# TASK GOAL
Look through the lines below and extract each one that contains "cumulative".

# ENTRIES SUPPLIED

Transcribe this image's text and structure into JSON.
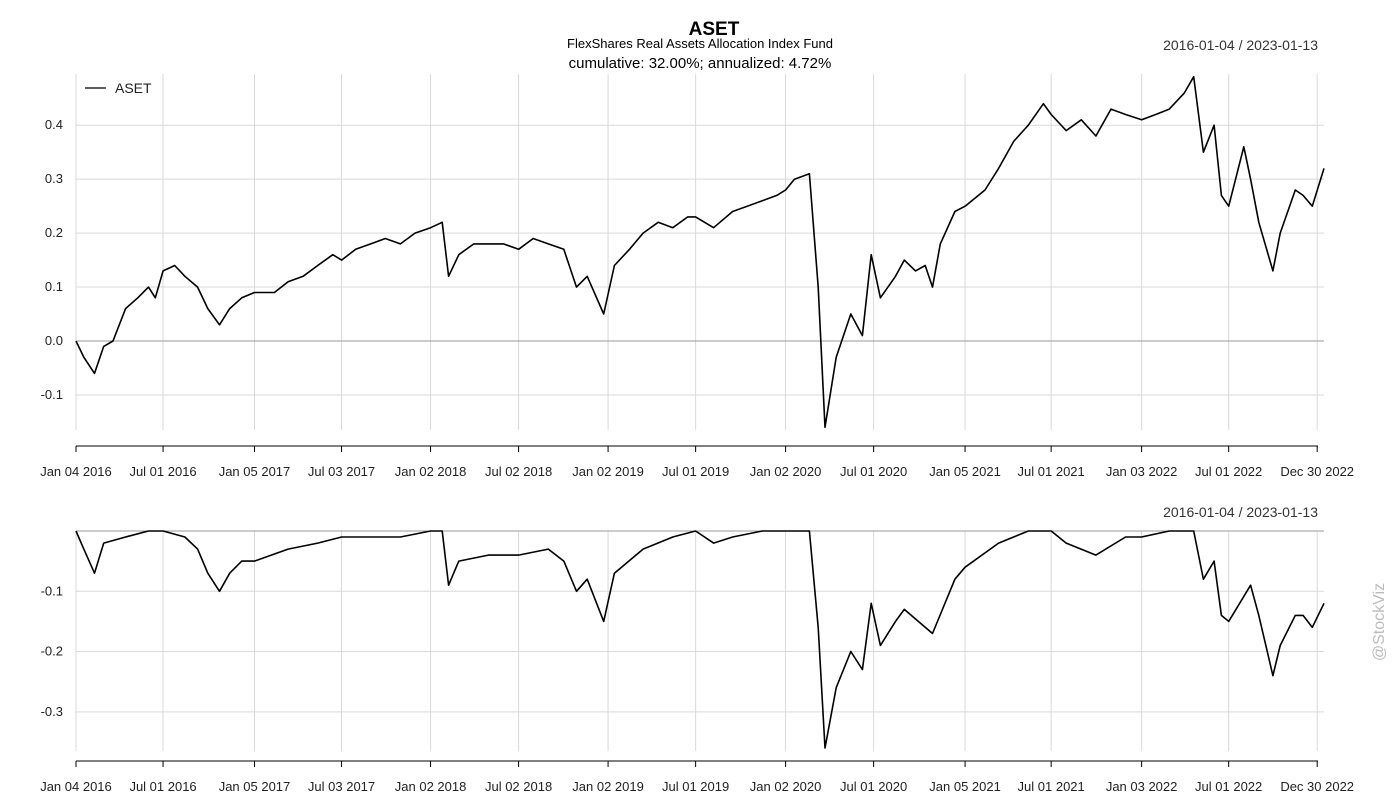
{
  "chart_data": [
    {
      "type": "line",
      "panel": "cumulative-return",
      "title": "ASET",
      "subtitle": "FlexShares Real Assets Allocation Index Fund",
      "stats_text": "cumulative: 32.00%; annualized: 4.72%",
      "date_range_label": "2016-01-04 / 2023-01-13",
      "legend": {
        "position": "top-left",
        "entries": [
          "ASET"
        ]
      },
      "grid": true,
      "xlim": [
        "2016-01-04",
        "2023-01-13"
      ],
      "ylim": [
        -0.165,
        0.495
      ],
      "y_ticks": [
        -0.1,
        0.0,
        0.1,
        0.2,
        0.3,
        0.4
      ],
      "y_tick_labels": [
        "-0.1",
        "0.0",
        "0.1",
        "0.2",
        "0.3",
        "0.4"
      ],
      "x_ticks": [
        {
          "date": "2016-01-04",
          "label": "Jan 04 2016"
        },
        {
          "date": "2016-07-01",
          "label": "Jul 01 2016"
        },
        {
          "date": "2017-01-05",
          "label": "Jan 05 2017"
        },
        {
          "date": "2017-07-03",
          "label": "Jul 03 2017"
        },
        {
          "date": "2018-01-02",
          "label": "Jan 02 2018"
        },
        {
          "date": "2018-07-02",
          "label": "Jul 02 2018"
        },
        {
          "date": "2019-01-02",
          "label": "Jan 02 2019"
        },
        {
          "date": "2019-07-01",
          "label": "Jul 01 2019"
        },
        {
          "date": "2020-01-02",
          "label": "Jan 02 2020"
        },
        {
          "date": "2020-07-01",
          "label": "Jul 01 2020"
        },
        {
          "date": "2021-01-05",
          "label": "Jan 05 2021"
        },
        {
          "date": "2021-07-01",
          "label": "Jul 01 2021"
        },
        {
          "date": "2022-01-03",
          "label": "Jan 03 2022"
        },
        {
          "date": "2022-07-01",
          "label": "Jul 01 2022"
        },
        {
          "date": "2022-12-30",
          "label": "Dec 30 2022"
        }
      ],
      "series": [
        {
          "name": "ASET",
          "x": [
            "2016-01-04",
            "2016-01-20",
            "2016-02-11",
            "2016-03-01",
            "2016-03-20",
            "2016-04-15",
            "2016-05-10",
            "2016-06-01",
            "2016-06-15",
            "2016-07-01",
            "2016-07-25",
            "2016-08-15",
            "2016-09-10",
            "2016-10-01",
            "2016-10-25",
            "2016-11-15",
            "2016-12-10",
            "2017-01-05",
            "2017-02-15",
            "2017-03-15",
            "2017-04-15",
            "2017-05-15",
            "2017-06-15",
            "2017-07-03",
            "2017-08-01",
            "2017-09-01",
            "2017-10-01",
            "2017-11-01",
            "2017-12-01",
            "2018-01-02",
            "2018-01-26",
            "2018-02-08",
            "2018-03-01",
            "2018-04-01",
            "2018-05-01",
            "2018-06-01",
            "2018-07-02",
            "2018-08-01",
            "2018-09-01",
            "2018-10-03",
            "2018-10-29",
            "2018-11-20",
            "2018-12-24",
            "2019-01-15",
            "2019-02-15",
            "2019-03-15",
            "2019-04-15",
            "2019-05-15",
            "2019-06-15",
            "2019-07-01",
            "2019-08-07",
            "2019-09-15",
            "2019-10-15",
            "2019-11-15",
            "2019-12-15",
            "2020-01-02",
            "2020-01-20",
            "2020-02-20",
            "2020-03-09",
            "2020-03-23",
            "2020-04-15",
            "2020-05-15",
            "2020-06-08",
            "2020-06-26",
            "2020-07-15",
            "2020-08-15",
            "2020-09-02",
            "2020-09-25",
            "2020-10-15",
            "2020-10-30",
            "2020-11-15",
            "2020-12-15",
            "2021-01-05",
            "2021-02-15",
            "2021-03-15",
            "2021-04-15",
            "2021-05-15",
            "2021-06-15",
            "2021-07-01",
            "2021-08-01",
            "2021-09-01",
            "2021-10-01",
            "2021-11-01",
            "2021-12-01",
            "2022-01-03",
            "2022-02-01",
            "2022-03-01",
            "2022-04-01",
            "2022-04-20",
            "2022-05-10",
            "2022-06-01",
            "2022-06-16",
            "2022-07-01",
            "2022-08-01",
            "2022-08-15",
            "2022-09-01",
            "2022-09-30",
            "2022-10-15",
            "2022-11-15",
            "2022-12-01",
            "2022-12-20",
            "2023-01-13"
          ],
          "values": [
            0.0,
            -0.03,
            -0.06,
            -0.01,
            0.0,
            0.06,
            0.08,
            0.1,
            0.08,
            0.13,
            0.14,
            0.12,
            0.1,
            0.06,
            0.03,
            0.06,
            0.08,
            0.09,
            0.09,
            0.11,
            0.12,
            0.14,
            0.16,
            0.15,
            0.17,
            0.18,
            0.19,
            0.18,
            0.2,
            0.21,
            0.22,
            0.12,
            0.16,
            0.18,
            0.18,
            0.18,
            0.17,
            0.19,
            0.18,
            0.17,
            0.1,
            0.12,
            0.05,
            0.14,
            0.17,
            0.2,
            0.22,
            0.21,
            0.23,
            0.23,
            0.21,
            0.24,
            0.25,
            0.26,
            0.27,
            0.28,
            0.3,
            0.31,
            0.1,
            -0.16,
            -0.03,
            0.05,
            0.01,
            0.16,
            0.08,
            0.12,
            0.15,
            0.13,
            0.14,
            0.1,
            0.18,
            0.24,
            0.25,
            0.28,
            0.32,
            0.37,
            0.4,
            0.44,
            0.42,
            0.39,
            0.41,
            0.38,
            0.43,
            0.42,
            0.41,
            0.42,
            0.43,
            0.46,
            0.49,
            0.35,
            0.4,
            0.27,
            0.25,
            0.36,
            0.3,
            0.22,
            0.13,
            0.2,
            0.28,
            0.27,
            0.25,
            0.32
          ]
        }
      ]
    },
    {
      "type": "line",
      "panel": "drawdown",
      "date_range_label": "2016-01-04 / 2023-01-13",
      "grid": true,
      "xlim": [
        "2016-01-04",
        "2023-01-13"
      ],
      "ylim": [
        -0.365,
        0.0
      ],
      "y_ticks": [
        -0.1,
        -0.2,
        -0.3
      ],
      "y_tick_labels": [
        "-0.1",
        "-0.2",
        "-0.3"
      ],
      "x_ticks": [
        {
          "date": "2016-01-04",
          "label": "Jan 04 2016"
        },
        {
          "date": "2016-07-01",
          "label": "Jul 01 2016"
        },
        {
          "date": "2017-01-05",
          "label": "Jan 05 2017"
        },
        {
          "date": "2017-07-03",
          "label": "Jul 03 2017"
        },
        {
          "date": "2018-01-02",
          "label": "Jan 02 2018"
        },
        {
          "date": "2018-07-02",
          "label": "Jul 02 2018"
        },
        {
          "date": "2019-01-02",
          "label": "Jan 02 2019"
        },
        {
          "date": "2019-07-01",
          "label": "Jul 01 2019"
        },
        {
          "date": "2020-01-02",
          "label": "Jan 02 2020"
        },
        {
          "date": "2020-07-01",
          "label": "Jul 01 2020"
        },
        {
          "date": "2021-01-05",
          "label": "Jan 05 2021"
        },
        {
          "date": "2021-07-01",
          "label": "Jul 01 2021"
        },
        {
          "date": "2022-01-03",
          "label": "Jan 03 2022"
        },
        {
          "date": "2022-07-01",
          "label": "Jul 01 2022"
        },
        {
          "date": "2022-12-30",
          "label": "Dec 30 2022"
        }
      ],
      "series": [
        {
          "x": [
            "2016-01-04",
            "2016-01-20",
            "2016-02-11",
            "2016-03-01",
            "2016-04-15",
            "2016-06-01",
            "2016-07-01",
            "2016-08-15",
            "2016-09-10",
            "2016-10-01",
            "2016-10-25",
            "2016-11-15",
            "2016-12-10",
            "2017-01-05",
            "2017-03-15",
            "2017-05-15",
            "2017-07-03",
            "2017-09-01",
            "2017-11-01",
            "2018-01-02",
            "2018-01-26",
            "2018-02-08",
            "2018-03-01",
            "2018-05-01",
            "2018-07-02",
            "2018-09-01",
            "2018-10-03",
            "2018-10-29",
            "2018-11-20",
            "2018-12-24",
            "2019-01-15",
            "2019-03-15",
            "2019-05-15",
            "2019-07-01",
            "2019-08-07",
            "2019-09-15",
            "2019-11-15",
            "2020-01-02",
            "2020-02-20",
            "2020-03-09",
            "2020-03-23",
            "2020-04-15",
            "2020-05-15",
            "2020-06-08",
            "2020-06-26",
            "2020-07-15",
            "2020-08-15",
            "2020-09-02",
            "2020-10-30",
            "2020-12-15",
            "2021-01-05",
            "2021-03-15",
            "2021-05-15",
            "2021-07-01",
            "2021-08-01",
            "2021-10-01",
            "2021-12-01",
            "2022-01-03",
            "2022-03-01",
            "2022-04-20",
            "2022-05-10",
            "2022-06-01",
            "2022-06-16",
            "2022-07-01",
            "2022-08-15",
            "2022-09-01",
            "2022-09-30",
            "2022-10-15",
            "2022-11-15",
            "2022-12-01",
            "2022-12-20",
            "2023-01-13"
          ],
          "values": [
            0.0,
            -0.03,
            -0.07,
            -0.02,
            -0.01,
            0.0,
            0.0,
            -0.01,
            -0.03,
            -0.07,
            -0.1,
            -0.07,
            -0.05,
            -0.05,
            -0.03,
            -0.02,
            -0.01,
            -0.01,
            -0.01,
            0.0,
            0.0,
            -0.09,
            -0.05,
            -0.04,
            -0.04,
            -0.03,
            -0.05,
            -0.1,
            -0.08,
            -0.15,
            -0.07,
            -0.03,
            -0.01,
            0.0,
            -0.02,
            -0.01,
            0.0,
            0.0,
            0.0,
            -0.16,
            -0.36,
            -0.26,
            -0.2,
            -0.23,
            -0.12,
            -0.19,
            -0.15,
            -0.13,
            -0.17,
            -0.08,
            -0.06,
            -0.02,
            0.0,
            0.0,
            -0.02,
            -0.04,
            -0.01,
            -0.01,
            0.0,
            0.0,
            -0.08,
            -0.05,
            -0.14,
            -0.15,
            -0.09,
            -0.14,
            -0.24,
            -0.19,
            -0.14,
            -0.14,
            -0.16,
            -0.12
          ]
        }
      ]
    }
  ],
  "watermark": "@StockViz"
}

# TASK OUTPUT
      "panel": "cumulative-return",
      "stats_text": "cumulative: 32.00%; annualized: 4.72%",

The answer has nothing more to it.